*** Dataset extract
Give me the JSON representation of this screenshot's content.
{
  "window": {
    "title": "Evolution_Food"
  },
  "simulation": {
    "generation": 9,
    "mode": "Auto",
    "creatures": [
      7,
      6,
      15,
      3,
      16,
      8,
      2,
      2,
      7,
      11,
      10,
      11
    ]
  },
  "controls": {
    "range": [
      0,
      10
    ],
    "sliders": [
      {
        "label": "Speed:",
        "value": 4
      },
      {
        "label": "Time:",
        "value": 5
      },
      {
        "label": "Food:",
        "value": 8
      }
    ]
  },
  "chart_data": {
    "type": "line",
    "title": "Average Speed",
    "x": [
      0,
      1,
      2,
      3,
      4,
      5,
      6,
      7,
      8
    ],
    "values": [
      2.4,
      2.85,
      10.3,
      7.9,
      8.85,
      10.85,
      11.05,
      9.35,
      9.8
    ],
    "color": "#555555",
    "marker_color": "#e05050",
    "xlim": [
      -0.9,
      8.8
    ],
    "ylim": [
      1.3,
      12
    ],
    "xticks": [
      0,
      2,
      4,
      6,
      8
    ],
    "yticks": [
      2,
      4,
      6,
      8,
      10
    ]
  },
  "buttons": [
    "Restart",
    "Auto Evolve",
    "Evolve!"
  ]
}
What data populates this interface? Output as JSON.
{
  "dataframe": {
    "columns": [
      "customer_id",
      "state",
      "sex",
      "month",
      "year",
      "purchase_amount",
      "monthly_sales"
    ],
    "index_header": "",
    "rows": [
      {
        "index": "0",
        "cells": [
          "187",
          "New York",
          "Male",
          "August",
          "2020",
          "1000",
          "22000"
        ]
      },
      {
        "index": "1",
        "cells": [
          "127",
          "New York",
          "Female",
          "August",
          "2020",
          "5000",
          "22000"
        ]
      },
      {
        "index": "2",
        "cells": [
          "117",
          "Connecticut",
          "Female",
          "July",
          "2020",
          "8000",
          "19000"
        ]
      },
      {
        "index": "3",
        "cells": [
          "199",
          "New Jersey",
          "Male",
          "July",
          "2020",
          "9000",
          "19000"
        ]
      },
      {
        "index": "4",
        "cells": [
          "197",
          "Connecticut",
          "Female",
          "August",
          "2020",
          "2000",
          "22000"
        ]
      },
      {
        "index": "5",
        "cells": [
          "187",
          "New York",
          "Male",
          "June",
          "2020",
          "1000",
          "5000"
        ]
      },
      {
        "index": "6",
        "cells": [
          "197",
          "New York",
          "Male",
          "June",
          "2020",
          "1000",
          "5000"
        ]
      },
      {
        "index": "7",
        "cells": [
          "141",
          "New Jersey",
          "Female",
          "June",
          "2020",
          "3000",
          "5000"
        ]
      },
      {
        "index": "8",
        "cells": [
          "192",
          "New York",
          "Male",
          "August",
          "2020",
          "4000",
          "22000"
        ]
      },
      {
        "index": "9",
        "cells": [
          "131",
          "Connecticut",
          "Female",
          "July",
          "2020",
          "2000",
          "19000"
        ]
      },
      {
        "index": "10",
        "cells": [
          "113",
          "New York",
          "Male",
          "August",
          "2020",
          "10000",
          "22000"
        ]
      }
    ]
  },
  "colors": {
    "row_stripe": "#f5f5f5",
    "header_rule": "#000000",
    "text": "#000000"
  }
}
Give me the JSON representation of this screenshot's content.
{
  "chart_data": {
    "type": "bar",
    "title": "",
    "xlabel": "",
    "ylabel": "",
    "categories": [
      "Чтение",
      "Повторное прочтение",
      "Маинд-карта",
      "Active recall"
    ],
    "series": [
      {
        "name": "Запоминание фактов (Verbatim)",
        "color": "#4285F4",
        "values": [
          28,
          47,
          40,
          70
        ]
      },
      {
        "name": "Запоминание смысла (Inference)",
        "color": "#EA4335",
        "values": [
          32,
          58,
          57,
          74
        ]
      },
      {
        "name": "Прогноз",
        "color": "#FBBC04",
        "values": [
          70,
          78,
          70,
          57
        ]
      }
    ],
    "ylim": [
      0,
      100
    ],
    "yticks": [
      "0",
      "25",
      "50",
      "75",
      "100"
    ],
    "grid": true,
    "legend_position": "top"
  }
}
******
Write out the full listing, keeping every line exactly as it is.

Give me the JSON representation of this screenshot's content.
{
  "window": {
    "title": "Evolution_Food"
  },
  "simulation": {
    "generation": 9,
    "mode": "Auto",
    "creatures": [
      7,
      6,
      15,
      3,
      16,
      8,
      2,
      2,
      7,
      11,
      10,
      11
    ]
  },
  "controls": {
    "range": [
      0,
      10
    ],
    "sliders": [
      {
        "label": "Speed:",
        "value": 4
      },
      {
        "label": "Time:",
        "value": 5
      },
      {
        "label": "Food:",
        "value": 8
      }
    ]
  },
  "chart_data": {
    "type": "line",
    "title": "Average Speed",
    "x": [
      0,
      1,
      2,
      3,
      4,
      5,
      6,
      7,
      8
    ],
    "values": [
      2.4,
      2.85,
      10.3,
      7.9,
      8.85,
      10.85,
      11.05,
      9.35,
      9.8
    ],
    "color": "#555555",
    "marker_color": "#e05050",
    "xlim": [
      -0.9,
      8.8
    ],
    "ylim": [
      1.3,
      12
    ],
    "xticks": [
      0,
      2,
      4,
      6,
      8
    ],
    "yticks": [
      2,
      4,
      6,
      8,
      10
    ]
  },
  "buttons": [
    "Restart",
    "Auto Evolve",
    "Evolve!"
  ]
}
What data populates this interface? Output as JSON.
{
  "dataframe": {
    "columns": [
      "customer_id",
      "state",
      "sex",
      "month",
      "year",
      "purchase_amount",
      "monthly_sales"
    ],
    "index_header": "",
    "rows": [
      {
        "index": "0",
        "cells": [
          "187",
          "New York",
          "Male",
          "August",
          "2020",
          "1000",
          "22000"
        ]
      },
      {
        "index": "1",
        "cells": [
          "127",
          "New York",
          "Female",
          "August",
          "2020",
          "5000",
          "22000"
        ]
      },
      {
        "index": "2",
        "cells": [
          "117",
          "Connecticut",
          "Female",
          "July",
          "2020",
          "8000",
          "19000"
        ]
      },
      {
        "index": "3",
        "cells": [
          "199",
          "New Jersey",
          "Male",
          "July",
          "2020",
          "9000",
          "19000"
        ]
      },
      {
        "index": "4",
        "cells": [
          "197",
          "Connecticut",
          "Female",
          "August",
          "2020",
          "2000",
          "22000"
        ]
      },
      {
        "index": "5",
        "cells": [
          "187",
          "New York",
          "Male",
          "June",
          "2020",
          "1000",
          "5000"
        ]
      },
      {
        "index": "6",
        "cells": [
          "197",
          "New York",
          "Male",
          "June",
          "2020",
          "1000",
          "5000"
        ]
      },
      {
        "index": "7",
        "cells": [
          "141",
          "New Jersey",
          "Female",
          "June",
          "2020",
          "3000",
          "5000"
        ]
      },
      {
        "index": "8",
        "cells": [
          "192",
          "New York",
          "Male",
          "August",
          "2020",
          "4000",
          "22000"
        ]
      },
      {
        "index": "9",
        "cells": [
          "131",
          "Connecticut",
          "Female",
          "July",
          "2020",
          "2000",
          "19000"
        ]
      },
      {
        "index": "10",
        "cells": [
          "113",
          "New York",
          "Male",
          "August",
          "2020",
          "10000",
          "22000"
        ]
      }
    ]
  },
  "colors": {
    "row_stripe": "#f5f5f5",
    "header_rule": "#000000",
    "text": "#000000"
  }
}
Give me the JSON representation of this screenshot's content.
{
  "chart_data": {
    "type": "bar",
    "title": "",
    "xlabel": "",
    "ylabel": "",
    "categories": [
      "Чтение",
      "Повторное прочтение",
      "Маинд-карта",
      "Active recall"
    ],
    "series": [
      {
        "name": "Запоминание фактов (Verbatim)",
        "color": "#4285F4",
        "values": [
          28,
          47,
          40,
          70
        ]
      },
      {
        "name": "Запоминание смысла (Inference)",
        "color": "#EA4335",
        "values": [
          32,
          58,
          57,
          74
        ]
      },
      {
        "name": "Прогноз",
        "color": "#FBBC04",
        "values": [
          70,
          78,
          70,
          57
        ]
      }
    ],
    "ylim": [
      0,
      100
    ],
    "yticks": [
      "0",
      "25",
      "50",
      "75",
      "100"
    ],
    "grid": true,
    "legend_position": "top"
  }
}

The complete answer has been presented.